[A run of records]
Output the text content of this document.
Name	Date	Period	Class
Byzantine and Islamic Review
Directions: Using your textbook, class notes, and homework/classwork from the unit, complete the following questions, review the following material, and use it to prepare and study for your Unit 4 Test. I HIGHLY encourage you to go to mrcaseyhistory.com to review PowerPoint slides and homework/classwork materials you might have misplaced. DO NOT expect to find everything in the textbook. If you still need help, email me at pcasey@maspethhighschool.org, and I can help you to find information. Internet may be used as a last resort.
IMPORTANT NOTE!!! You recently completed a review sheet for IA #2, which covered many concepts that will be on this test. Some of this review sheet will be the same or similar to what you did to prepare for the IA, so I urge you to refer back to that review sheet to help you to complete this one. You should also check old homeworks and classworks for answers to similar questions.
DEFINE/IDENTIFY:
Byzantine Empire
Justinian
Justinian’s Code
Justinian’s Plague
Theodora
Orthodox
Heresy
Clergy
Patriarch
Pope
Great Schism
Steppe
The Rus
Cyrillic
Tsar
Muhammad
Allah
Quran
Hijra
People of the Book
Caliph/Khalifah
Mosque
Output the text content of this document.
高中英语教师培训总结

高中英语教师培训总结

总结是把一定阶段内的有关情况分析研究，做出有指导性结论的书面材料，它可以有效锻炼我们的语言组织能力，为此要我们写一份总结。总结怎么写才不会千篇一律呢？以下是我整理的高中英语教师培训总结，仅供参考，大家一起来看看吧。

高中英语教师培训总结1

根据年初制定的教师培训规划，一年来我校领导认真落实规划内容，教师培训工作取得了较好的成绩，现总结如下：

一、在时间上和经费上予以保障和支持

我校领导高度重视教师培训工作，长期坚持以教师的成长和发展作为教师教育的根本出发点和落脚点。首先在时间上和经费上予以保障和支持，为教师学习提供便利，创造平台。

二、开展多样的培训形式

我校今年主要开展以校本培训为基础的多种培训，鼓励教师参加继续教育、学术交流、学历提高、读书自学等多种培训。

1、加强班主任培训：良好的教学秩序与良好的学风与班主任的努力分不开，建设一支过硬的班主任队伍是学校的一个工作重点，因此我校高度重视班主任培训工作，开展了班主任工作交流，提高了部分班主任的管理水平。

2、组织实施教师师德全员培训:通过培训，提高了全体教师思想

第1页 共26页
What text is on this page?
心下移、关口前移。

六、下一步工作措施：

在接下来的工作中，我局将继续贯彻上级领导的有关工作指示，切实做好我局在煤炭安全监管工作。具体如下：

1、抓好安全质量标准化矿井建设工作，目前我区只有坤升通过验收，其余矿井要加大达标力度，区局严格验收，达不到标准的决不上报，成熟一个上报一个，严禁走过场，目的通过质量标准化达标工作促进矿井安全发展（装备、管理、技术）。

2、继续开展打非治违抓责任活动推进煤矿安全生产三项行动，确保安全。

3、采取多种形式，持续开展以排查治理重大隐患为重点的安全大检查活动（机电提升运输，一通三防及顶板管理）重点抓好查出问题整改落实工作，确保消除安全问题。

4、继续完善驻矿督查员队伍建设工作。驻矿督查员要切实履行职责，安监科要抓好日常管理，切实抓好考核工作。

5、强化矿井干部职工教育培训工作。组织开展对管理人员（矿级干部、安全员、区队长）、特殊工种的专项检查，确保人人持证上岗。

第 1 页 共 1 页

WHAT YOU ARE ASKED TO DO :: Print the records once more, exactly as they were given.

PROBLEM SOLUTION ::
Output the text content of this document.
Name	Date	Period	Class
Byzantine and Islamic Review
Directions: Using your textbook, class notes, and homework/classwork from the unit, complete the following questions, review the following material, and use it to prepare and study for your Unit 4 Test. I HIGHLY encourage you to go to mrcaseyhistory.com to review PowerPoint slides and homework/classwork materials you might have misplaced. DO NOT expect to find everything in the textbook. If you still need help, email me at pcasey@maspethhighschool.org, and I can help you to find information. Internet may be used as a last resort.
IMPORTANT NOTE!!! You recently completed a review sheet for IA #2, which covered many concepts that will be on this test. Some of this review sheet will be the same or similar to what you did to prepare for the IA, so I urge you to refer back to that review sheet to help you to complete this one. You should also check old homeworks and classworks for answers to similar questions.
DEFINE/IDENTIFY:
Byzantine Empire
Justinian
Justinian’s Code
Justinian’s Plague
Theodora
Orthodox
Heresy
Clergy
Patriarch
Pope
Great Schism
Steppe
The Rus
Cyrillic
Tsar
Muhammad
Allah
Quran
Hijra
People of the Book
Caliph/Khalifah
Mosque
Output the text content of this document.
高中英语教师培训总结

高中英语教师培训总结

总结是把一定阶段内的有关情况分析研究，做出有指导性结论的书面材料，它可以有效锻炼我们的语言组织能力，为此要我们写一份总结。总结怎么写才不会千篇一律呢？以下是我整理的高中英语教师培训总结，仅供参考，大家一起来看看吧。

高中英语教师培训总结1

根据年初制定的教师培训规划，一年来我校领导认真落实规划内容，教师培训工作取得了较好的成绩，现总结如下：

一、在时间上和经费上予以保障和支持

我校领导高度重视教师培训工作，长期坚持以教师的成长和发展作为教师教育的根本出发点和落脚点。首先在时间上和经费上予以保障和支持，为教师学习提供便利，创造平台。

二、开展多样的培训形式

我校今年主要开展以校本培训为基础的多种培训，鼓励教师参加继续教育、学术交流、学历提高、读书自学等多种培训。

1、加强班主任培训：良好的教学秩序与良好的学风与班主任的努力分不开，建设一支过硬的班主任队伍是学校的一个工作重点，因此我校高度重视班主任培训工作，开展了班主任工作交流，提高了部分班主任的管理水平。

2、组织实施教师师德全员培训:通过培训，提高了全体教师思想

第1页 共26页
What text is on this page?
心下移、关口前移。

六、下一步工作措施：

在接下来的工作中，我局将继续贯彻上级领导的有关工作指示，切实做好我局在煤炭安全监管工作。具体如下：

1、抓好安全质量标准化矿井建设工作，目前我区只有坤升通过验收，其余矿井要加大达标力度，区局严格验收，达不到标准的决不上报，成熟一个上报一个，严禁走过场，目的通过质量标准化达标工作促进矿井安全发展（装备、管理、技术）。

2、继续开展打非治违抓责任活动推进煤矿安全生产三项行动，确保安全。

3、采取多种形式，持续开展以排查治理重大隐患为重点的安全大检查活动（机电提升运输，一通三防及顶板管理）重点抓好查出问题整改落实工作，确保消除安全问题。

4、继续完善驻矿督查员队伍建设工作。驻矿督查员要切实履行职责，安监科要抓好日常管理，切实抓好考核工作。

5、强化矿井干部职工教育培训工作。组织开展对管理人员（矿级干部、安全员、区队长）、特殊工种的专项检查，确保人人持证上岗。

第 1 页 共 1 页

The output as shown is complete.